*BRIEF*: What lines of the data hold the string "Groups"? Pull each one out.
[GIVEN INFORMATION start]
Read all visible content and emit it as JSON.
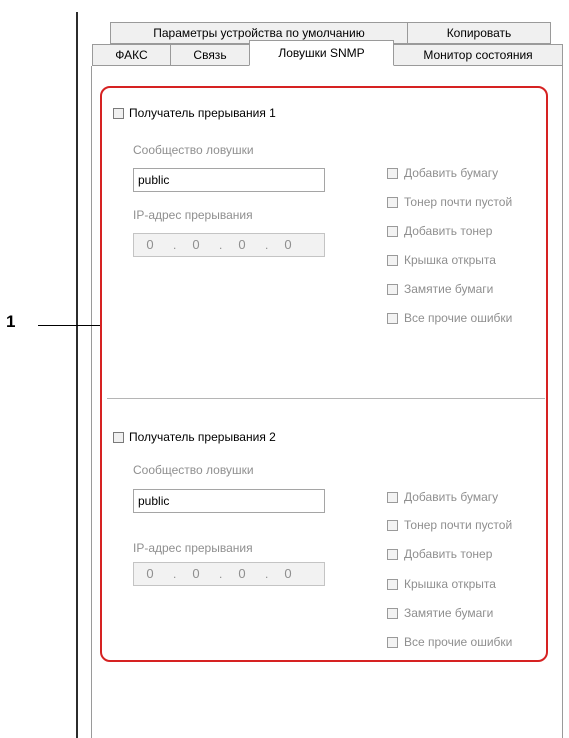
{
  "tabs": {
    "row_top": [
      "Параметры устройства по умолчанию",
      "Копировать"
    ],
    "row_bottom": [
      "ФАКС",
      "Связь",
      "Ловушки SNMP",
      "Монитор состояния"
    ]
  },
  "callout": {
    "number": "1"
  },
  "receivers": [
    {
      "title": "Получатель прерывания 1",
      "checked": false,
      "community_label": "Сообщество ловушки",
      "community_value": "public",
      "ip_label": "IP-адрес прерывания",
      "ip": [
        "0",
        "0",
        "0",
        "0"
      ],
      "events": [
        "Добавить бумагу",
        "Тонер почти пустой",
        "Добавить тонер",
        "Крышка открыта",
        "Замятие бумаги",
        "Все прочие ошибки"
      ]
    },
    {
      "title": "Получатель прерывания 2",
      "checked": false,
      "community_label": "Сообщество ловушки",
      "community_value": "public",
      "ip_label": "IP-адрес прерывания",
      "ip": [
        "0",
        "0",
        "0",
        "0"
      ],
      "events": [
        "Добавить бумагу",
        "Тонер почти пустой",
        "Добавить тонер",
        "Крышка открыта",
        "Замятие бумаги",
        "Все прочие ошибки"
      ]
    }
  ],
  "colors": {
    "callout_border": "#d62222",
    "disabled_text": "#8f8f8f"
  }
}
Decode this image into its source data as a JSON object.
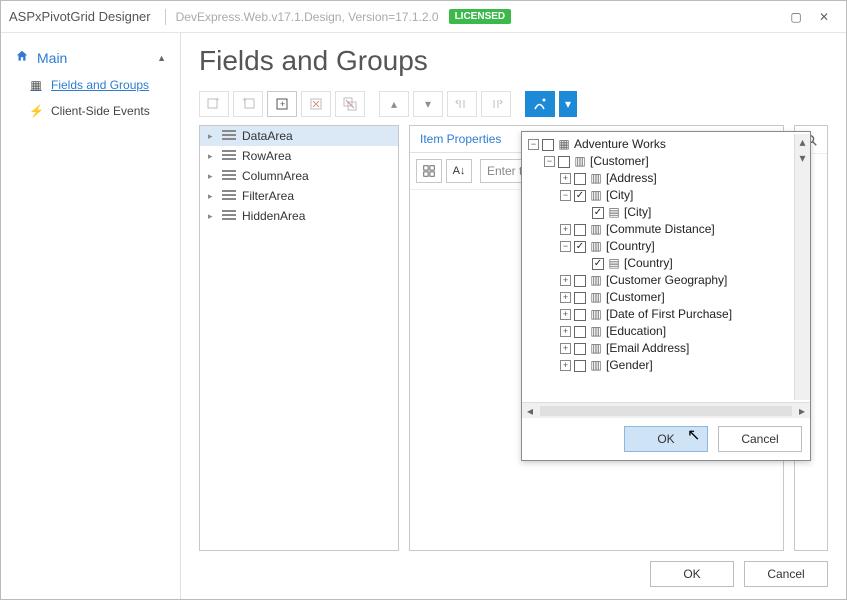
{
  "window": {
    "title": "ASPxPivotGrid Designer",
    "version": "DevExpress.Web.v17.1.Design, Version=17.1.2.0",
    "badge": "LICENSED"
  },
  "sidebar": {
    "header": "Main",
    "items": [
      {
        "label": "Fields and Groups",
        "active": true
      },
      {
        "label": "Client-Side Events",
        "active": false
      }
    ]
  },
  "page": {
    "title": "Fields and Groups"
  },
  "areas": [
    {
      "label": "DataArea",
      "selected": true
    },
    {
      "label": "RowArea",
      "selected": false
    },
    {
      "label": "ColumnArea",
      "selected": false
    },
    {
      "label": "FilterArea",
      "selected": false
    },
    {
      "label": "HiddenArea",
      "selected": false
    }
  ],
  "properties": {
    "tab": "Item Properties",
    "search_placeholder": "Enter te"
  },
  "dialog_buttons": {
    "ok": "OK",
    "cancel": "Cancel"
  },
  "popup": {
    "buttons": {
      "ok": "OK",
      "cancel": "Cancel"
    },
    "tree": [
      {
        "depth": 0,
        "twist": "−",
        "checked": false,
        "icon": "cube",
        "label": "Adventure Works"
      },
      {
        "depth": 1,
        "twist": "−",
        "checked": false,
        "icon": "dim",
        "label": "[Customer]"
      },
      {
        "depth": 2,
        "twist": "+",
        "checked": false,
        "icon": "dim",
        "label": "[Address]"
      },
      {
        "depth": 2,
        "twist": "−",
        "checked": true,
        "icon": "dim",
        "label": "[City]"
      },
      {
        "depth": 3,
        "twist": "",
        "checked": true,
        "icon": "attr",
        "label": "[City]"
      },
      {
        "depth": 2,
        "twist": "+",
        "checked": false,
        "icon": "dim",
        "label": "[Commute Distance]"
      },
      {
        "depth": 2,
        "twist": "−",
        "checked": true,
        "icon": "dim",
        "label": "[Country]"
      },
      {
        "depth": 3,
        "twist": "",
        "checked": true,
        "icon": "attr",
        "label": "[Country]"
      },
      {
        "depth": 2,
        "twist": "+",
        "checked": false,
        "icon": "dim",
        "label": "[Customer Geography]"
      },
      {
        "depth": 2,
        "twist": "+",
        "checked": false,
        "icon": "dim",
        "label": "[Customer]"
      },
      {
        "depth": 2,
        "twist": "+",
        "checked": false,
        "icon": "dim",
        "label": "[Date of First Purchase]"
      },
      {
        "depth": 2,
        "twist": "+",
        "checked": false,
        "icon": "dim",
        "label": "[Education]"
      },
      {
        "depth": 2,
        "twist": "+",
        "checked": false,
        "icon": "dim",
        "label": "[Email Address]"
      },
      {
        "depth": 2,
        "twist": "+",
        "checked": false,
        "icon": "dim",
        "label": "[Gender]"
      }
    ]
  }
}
[GIVEN INFORMATION end]
*ANSWER FOR THIS EXERCISE*:
        "label": "Fields and Groups",
    "title": "Fields and Groups"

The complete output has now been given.